• **EXERCISE REQUIREMENTS**: Rewrite the data as a Markdown table with columns Row and Text, giving each line a row number and leaving out blank lines. Start at the first line of the data and stop after the line containing "y-tick-label: 100 — [79, 476, 105, 492]".
-------------------------
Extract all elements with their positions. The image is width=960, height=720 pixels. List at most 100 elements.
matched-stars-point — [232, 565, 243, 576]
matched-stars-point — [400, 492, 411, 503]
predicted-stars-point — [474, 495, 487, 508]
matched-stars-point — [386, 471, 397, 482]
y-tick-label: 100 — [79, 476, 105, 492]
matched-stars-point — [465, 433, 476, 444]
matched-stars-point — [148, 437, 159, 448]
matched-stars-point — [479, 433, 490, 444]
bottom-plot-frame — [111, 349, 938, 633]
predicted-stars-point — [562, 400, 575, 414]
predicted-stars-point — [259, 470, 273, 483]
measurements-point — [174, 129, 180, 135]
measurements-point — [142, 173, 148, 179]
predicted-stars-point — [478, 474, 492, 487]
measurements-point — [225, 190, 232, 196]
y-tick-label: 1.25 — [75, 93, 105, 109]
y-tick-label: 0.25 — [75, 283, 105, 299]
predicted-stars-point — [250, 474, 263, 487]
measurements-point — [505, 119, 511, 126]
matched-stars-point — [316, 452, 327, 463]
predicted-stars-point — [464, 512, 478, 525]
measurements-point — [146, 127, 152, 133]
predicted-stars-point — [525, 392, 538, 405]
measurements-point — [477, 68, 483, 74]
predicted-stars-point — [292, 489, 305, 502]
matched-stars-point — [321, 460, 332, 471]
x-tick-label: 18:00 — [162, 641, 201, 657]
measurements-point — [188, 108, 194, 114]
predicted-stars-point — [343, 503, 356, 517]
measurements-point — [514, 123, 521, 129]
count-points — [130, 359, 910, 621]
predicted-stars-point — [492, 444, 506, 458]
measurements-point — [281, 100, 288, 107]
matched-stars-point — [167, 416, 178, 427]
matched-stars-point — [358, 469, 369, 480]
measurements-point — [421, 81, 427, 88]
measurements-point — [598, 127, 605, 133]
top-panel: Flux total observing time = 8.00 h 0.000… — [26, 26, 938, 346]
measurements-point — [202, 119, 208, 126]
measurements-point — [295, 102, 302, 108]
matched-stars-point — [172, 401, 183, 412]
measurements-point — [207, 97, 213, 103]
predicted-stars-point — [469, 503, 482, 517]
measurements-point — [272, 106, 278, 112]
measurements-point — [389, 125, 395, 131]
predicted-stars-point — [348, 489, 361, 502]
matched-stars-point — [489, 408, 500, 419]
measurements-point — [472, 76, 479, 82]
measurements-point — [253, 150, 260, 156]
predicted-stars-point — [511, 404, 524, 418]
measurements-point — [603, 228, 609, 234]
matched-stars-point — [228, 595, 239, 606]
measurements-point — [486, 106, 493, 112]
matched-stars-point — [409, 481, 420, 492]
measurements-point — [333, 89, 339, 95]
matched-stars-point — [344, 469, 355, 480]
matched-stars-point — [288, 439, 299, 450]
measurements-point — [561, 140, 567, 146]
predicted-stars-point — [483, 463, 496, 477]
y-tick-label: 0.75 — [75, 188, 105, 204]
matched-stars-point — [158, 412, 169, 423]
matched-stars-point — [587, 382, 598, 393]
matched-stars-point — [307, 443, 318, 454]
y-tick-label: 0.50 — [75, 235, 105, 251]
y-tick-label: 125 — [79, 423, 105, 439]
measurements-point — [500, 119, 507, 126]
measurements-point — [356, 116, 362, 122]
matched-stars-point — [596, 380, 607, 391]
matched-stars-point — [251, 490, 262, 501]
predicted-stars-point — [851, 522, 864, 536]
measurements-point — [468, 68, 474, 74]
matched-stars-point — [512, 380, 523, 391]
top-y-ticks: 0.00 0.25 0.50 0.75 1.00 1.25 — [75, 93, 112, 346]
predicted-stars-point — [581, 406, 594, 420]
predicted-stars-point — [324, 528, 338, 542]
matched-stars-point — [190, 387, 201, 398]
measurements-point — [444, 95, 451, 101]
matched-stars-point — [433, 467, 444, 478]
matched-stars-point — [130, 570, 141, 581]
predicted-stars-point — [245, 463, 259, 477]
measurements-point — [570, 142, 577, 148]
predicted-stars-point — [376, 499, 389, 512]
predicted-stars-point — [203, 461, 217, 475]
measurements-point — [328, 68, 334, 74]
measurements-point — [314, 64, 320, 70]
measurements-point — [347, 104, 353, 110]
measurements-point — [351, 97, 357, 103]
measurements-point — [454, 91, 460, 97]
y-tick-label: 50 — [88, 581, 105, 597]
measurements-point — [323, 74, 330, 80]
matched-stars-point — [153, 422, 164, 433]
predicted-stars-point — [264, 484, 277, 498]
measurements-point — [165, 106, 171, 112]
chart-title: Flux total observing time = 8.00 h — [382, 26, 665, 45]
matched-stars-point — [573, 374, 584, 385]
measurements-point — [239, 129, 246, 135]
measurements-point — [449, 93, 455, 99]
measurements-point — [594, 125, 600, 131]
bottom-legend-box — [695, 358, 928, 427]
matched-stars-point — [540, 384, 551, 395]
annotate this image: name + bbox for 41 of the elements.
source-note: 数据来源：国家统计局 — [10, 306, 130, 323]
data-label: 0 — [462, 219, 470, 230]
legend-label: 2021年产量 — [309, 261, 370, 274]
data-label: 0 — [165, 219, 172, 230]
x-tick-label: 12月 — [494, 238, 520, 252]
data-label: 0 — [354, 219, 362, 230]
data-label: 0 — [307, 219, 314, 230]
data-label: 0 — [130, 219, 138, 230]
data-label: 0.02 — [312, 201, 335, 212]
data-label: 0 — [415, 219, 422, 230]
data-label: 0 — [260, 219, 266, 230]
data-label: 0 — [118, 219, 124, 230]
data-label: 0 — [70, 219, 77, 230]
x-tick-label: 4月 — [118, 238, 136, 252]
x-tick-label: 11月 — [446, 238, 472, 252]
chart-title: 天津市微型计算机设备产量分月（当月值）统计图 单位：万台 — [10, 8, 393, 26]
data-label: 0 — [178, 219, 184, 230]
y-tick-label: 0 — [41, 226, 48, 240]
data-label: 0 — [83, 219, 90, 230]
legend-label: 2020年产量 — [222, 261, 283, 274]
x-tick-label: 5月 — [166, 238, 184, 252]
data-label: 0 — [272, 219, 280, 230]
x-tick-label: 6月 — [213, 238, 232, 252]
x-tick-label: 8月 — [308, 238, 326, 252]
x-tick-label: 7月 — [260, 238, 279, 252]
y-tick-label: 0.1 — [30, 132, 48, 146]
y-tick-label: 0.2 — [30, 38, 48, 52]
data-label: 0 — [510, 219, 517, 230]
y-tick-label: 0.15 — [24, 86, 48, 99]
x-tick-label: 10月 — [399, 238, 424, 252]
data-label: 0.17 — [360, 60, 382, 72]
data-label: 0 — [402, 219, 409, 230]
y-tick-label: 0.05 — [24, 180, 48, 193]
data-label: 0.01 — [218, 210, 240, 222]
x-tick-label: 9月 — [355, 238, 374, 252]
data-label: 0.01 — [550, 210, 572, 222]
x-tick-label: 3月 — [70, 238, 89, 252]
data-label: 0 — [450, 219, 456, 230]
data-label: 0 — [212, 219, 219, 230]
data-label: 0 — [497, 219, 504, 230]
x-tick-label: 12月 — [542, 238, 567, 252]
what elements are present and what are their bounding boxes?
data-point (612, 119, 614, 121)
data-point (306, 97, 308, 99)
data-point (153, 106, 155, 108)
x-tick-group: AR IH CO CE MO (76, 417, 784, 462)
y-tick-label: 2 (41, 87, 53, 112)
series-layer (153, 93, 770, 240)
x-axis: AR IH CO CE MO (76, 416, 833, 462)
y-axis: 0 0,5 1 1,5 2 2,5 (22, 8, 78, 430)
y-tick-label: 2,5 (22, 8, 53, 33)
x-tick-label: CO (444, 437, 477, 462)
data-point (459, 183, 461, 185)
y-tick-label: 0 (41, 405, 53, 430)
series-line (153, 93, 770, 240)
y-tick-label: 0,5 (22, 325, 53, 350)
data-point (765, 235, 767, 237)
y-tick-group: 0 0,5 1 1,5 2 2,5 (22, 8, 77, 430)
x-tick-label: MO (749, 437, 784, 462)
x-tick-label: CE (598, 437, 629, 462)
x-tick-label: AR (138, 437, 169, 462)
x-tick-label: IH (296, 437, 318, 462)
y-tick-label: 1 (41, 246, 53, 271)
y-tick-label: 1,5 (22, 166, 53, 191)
-------------------------
• **COMPLETE ANSWER**:
| Row | Text |
|---|---|
| 1 | Extract all elements with their positions. The image is width=960, height=720 pixels. List at most 100 elements. |
| 2 | matched-stars-point — [232, 565, 243, 576] |
| 3 | matched-stars-point — [400, 492, 411, 503] |
| 4 | predicted-stars-point — [474, 495, 487, 508] |
| 5 | matched-stars-point — [386, 471, 397, 482] |
| 6 | y-tick-label: 100 — [79, 476, 105, 492] |